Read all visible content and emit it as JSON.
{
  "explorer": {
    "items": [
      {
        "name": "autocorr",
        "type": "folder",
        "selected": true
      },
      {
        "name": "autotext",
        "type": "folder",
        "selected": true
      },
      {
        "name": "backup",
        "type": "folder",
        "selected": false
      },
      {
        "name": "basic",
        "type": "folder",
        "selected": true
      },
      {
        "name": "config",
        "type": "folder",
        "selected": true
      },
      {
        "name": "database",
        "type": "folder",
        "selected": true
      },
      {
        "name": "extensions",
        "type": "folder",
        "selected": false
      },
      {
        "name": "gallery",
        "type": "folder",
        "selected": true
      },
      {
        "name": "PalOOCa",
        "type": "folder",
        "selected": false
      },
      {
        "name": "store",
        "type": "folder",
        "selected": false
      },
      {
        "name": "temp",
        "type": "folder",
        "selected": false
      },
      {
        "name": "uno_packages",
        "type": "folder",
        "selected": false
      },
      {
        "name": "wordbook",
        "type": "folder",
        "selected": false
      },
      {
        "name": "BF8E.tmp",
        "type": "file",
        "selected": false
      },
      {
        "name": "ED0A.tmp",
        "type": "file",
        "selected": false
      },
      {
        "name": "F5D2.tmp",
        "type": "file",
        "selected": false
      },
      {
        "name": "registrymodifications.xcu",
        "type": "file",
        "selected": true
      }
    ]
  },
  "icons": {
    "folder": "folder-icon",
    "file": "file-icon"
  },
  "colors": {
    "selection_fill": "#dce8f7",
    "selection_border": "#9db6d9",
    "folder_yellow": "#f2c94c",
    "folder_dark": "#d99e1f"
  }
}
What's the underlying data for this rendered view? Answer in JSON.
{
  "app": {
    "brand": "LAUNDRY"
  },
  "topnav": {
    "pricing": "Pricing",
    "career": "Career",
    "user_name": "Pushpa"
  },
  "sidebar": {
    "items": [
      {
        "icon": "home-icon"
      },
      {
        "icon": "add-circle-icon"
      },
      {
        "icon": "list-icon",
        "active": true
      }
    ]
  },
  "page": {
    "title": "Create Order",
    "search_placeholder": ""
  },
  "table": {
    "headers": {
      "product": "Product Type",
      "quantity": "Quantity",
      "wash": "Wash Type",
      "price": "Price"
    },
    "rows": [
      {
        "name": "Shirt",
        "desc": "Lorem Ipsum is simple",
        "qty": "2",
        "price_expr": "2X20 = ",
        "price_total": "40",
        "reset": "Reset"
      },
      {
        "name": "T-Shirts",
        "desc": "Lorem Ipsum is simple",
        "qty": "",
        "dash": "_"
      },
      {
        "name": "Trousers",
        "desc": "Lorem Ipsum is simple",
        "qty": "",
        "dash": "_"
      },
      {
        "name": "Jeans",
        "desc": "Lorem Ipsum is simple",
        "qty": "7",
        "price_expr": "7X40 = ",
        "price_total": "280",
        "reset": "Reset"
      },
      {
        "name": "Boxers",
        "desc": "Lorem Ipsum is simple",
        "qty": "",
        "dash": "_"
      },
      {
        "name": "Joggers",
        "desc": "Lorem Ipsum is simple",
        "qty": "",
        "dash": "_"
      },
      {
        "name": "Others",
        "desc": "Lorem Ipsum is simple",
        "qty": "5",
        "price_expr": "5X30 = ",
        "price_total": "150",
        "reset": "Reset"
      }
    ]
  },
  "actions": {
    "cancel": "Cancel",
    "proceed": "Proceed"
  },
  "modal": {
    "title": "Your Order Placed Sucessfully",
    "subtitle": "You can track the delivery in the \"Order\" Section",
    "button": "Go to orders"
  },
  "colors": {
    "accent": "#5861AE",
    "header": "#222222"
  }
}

------------------------------------------------------------

Given exercise |
Find the lines containing "JSON" and pull them out.

Result of the exercise |
Read all visible content and emit it as JSON.
What's the underlying data for this rendered view? Answer in JSON.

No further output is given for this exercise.